======== SUPPLIED DATA ========
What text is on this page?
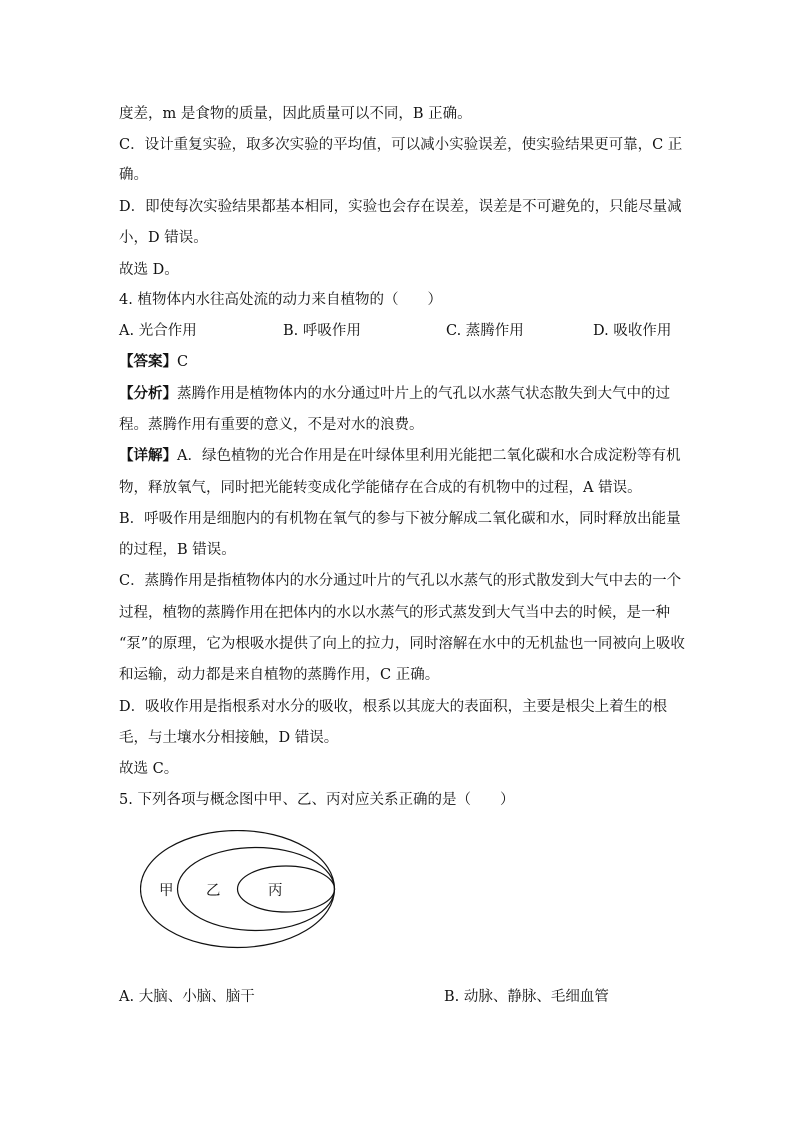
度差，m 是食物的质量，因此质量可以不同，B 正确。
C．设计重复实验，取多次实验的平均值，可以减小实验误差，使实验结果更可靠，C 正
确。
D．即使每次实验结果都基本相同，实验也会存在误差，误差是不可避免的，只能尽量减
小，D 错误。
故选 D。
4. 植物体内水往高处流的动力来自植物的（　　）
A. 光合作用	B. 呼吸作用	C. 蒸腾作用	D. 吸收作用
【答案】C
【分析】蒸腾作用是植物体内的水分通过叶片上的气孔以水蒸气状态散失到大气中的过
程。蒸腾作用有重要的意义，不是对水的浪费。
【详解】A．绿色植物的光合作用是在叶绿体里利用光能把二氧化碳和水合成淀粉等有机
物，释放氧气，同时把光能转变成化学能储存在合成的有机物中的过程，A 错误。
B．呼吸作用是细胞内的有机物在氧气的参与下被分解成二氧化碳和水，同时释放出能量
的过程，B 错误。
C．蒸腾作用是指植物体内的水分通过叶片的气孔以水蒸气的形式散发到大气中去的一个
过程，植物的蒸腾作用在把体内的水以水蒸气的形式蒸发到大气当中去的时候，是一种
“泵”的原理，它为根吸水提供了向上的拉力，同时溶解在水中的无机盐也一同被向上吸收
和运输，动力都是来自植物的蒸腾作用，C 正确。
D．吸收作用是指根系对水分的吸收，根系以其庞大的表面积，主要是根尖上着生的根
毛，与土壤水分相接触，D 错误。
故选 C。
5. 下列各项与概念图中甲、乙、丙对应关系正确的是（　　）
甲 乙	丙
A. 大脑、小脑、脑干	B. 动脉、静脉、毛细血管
========
======== SUPPLIED DATA ========
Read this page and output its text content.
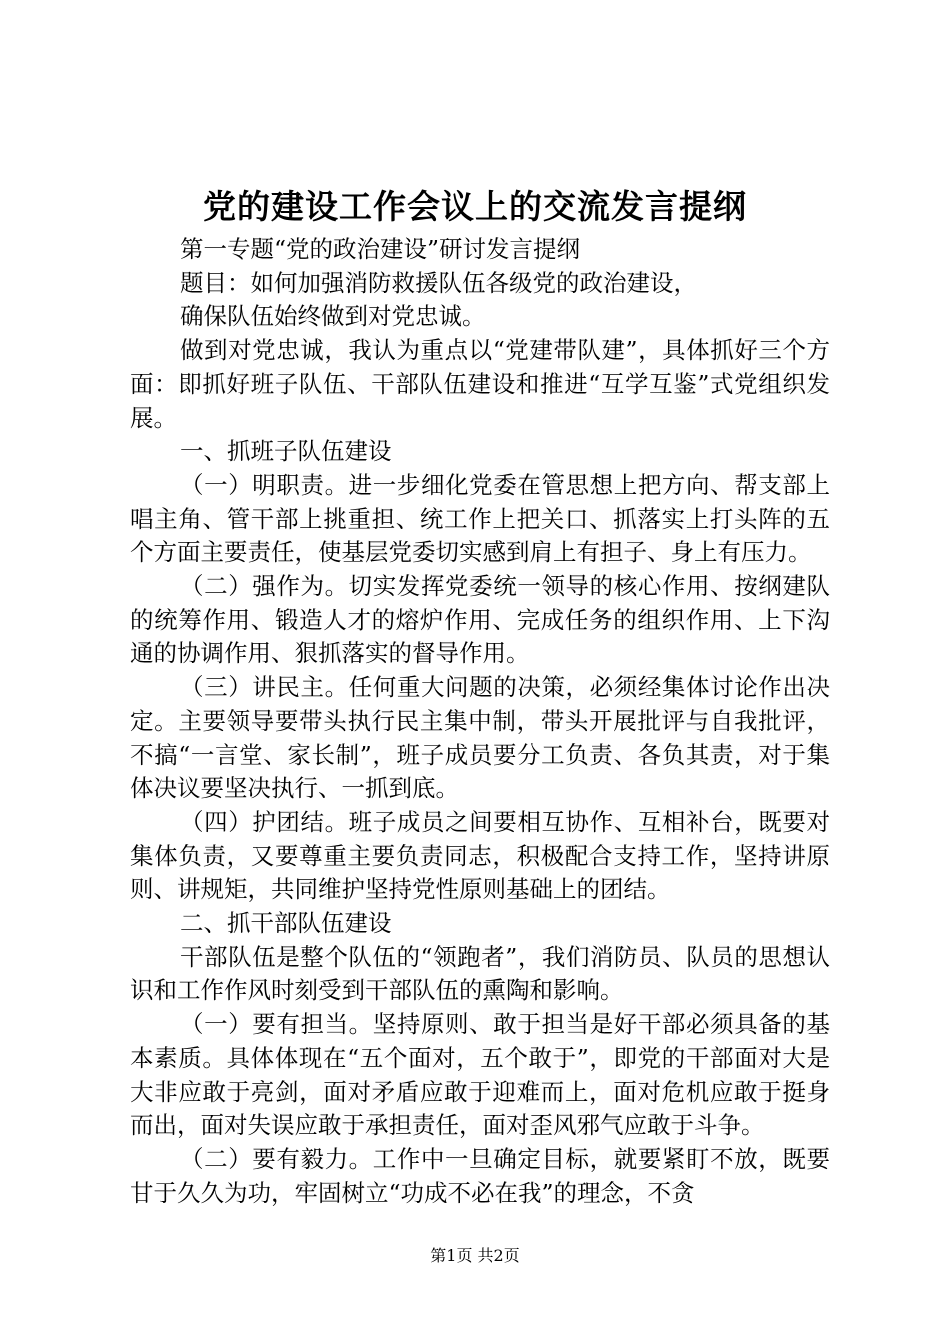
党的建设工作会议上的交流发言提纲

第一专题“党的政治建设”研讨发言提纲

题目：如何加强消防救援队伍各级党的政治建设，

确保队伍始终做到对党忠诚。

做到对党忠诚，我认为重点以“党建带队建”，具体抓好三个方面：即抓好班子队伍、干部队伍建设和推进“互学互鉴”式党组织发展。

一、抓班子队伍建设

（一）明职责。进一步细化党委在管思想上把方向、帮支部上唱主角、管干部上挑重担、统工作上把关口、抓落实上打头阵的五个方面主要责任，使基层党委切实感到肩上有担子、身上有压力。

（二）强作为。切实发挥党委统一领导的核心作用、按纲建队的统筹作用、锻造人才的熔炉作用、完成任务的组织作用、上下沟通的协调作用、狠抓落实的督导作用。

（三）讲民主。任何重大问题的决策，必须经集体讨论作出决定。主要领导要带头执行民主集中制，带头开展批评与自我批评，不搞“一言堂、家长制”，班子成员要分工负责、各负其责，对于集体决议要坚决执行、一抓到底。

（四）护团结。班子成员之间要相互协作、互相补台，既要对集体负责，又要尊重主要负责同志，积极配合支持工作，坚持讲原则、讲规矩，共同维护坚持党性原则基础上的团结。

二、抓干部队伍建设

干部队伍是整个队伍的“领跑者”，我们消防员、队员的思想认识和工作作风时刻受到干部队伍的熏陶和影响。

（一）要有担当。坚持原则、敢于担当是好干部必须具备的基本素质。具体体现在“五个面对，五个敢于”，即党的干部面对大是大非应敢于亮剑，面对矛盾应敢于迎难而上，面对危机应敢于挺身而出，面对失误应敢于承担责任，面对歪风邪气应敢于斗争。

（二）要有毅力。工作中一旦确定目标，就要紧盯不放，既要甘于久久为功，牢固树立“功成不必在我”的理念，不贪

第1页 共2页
========
======== SUPPLIED DATA ========
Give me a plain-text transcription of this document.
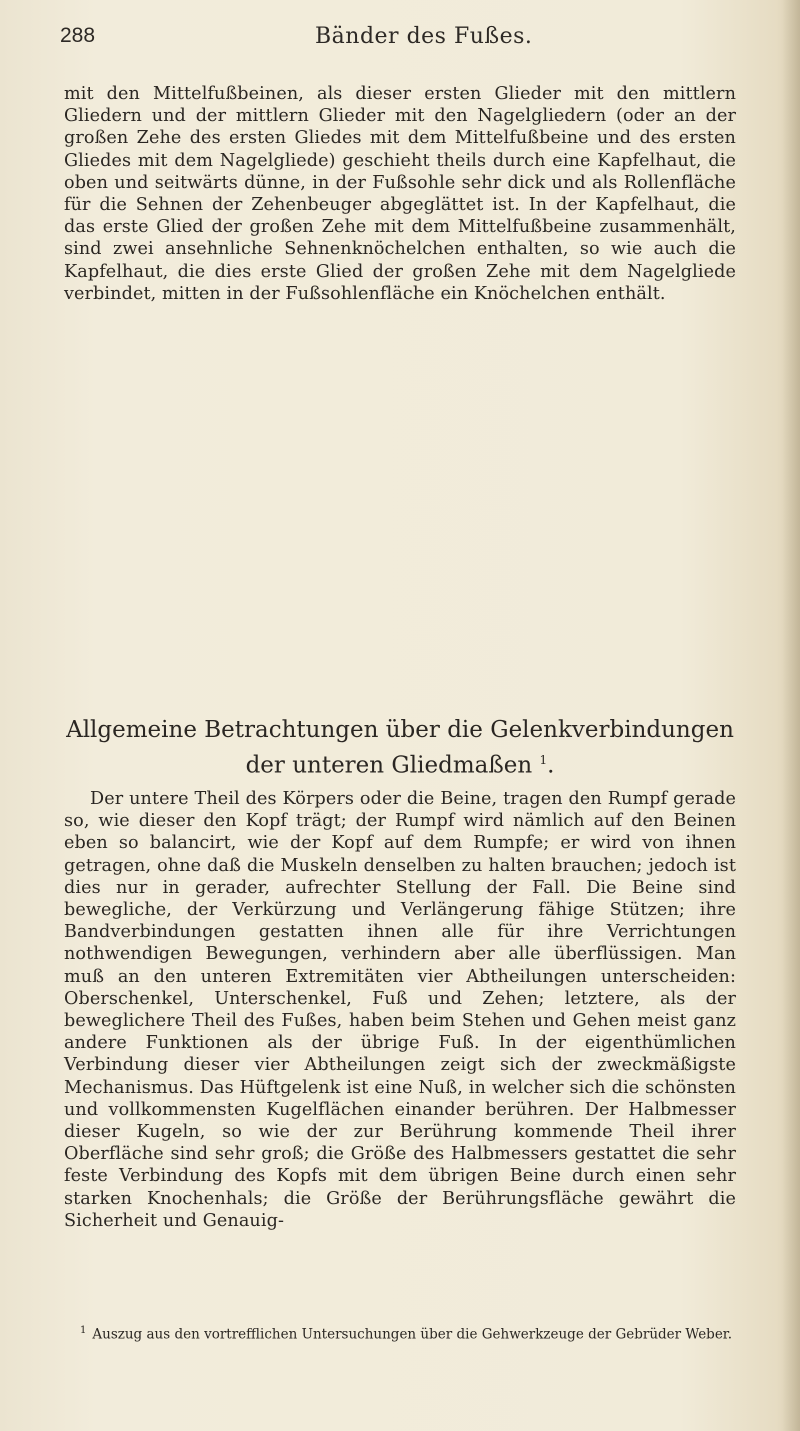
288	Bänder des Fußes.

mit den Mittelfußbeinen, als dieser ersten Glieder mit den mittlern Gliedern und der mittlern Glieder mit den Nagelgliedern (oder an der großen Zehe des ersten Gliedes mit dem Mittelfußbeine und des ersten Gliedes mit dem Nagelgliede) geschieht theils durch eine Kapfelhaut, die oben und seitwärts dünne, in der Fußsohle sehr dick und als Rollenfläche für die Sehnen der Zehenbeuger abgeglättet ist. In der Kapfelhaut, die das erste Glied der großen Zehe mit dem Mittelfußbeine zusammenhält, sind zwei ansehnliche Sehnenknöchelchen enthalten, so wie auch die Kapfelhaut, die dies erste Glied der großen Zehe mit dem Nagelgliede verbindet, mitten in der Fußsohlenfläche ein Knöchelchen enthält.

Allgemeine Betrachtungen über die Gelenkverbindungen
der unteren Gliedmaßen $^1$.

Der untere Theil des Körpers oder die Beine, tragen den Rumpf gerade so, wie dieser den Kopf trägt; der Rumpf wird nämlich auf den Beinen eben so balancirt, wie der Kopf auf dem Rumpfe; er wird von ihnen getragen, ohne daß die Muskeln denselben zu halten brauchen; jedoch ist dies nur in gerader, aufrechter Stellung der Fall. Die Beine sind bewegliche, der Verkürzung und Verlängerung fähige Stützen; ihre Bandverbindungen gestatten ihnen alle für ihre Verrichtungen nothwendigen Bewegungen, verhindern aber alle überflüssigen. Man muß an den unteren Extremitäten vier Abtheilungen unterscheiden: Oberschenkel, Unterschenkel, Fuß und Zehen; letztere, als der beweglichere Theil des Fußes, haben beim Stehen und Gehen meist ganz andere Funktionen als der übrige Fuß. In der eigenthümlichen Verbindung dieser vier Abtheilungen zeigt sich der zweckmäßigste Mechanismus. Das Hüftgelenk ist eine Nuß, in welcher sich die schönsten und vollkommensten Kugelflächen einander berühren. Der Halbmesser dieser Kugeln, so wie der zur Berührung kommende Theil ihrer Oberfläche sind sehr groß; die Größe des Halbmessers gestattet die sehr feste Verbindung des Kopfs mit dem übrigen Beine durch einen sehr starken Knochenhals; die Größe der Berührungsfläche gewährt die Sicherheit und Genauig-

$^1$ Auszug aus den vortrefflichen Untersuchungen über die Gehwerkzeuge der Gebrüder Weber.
========
Lines holding the word "page" should be counted across the entries; state only how many there are.

RESULT FOR THIS EXERCISE – 2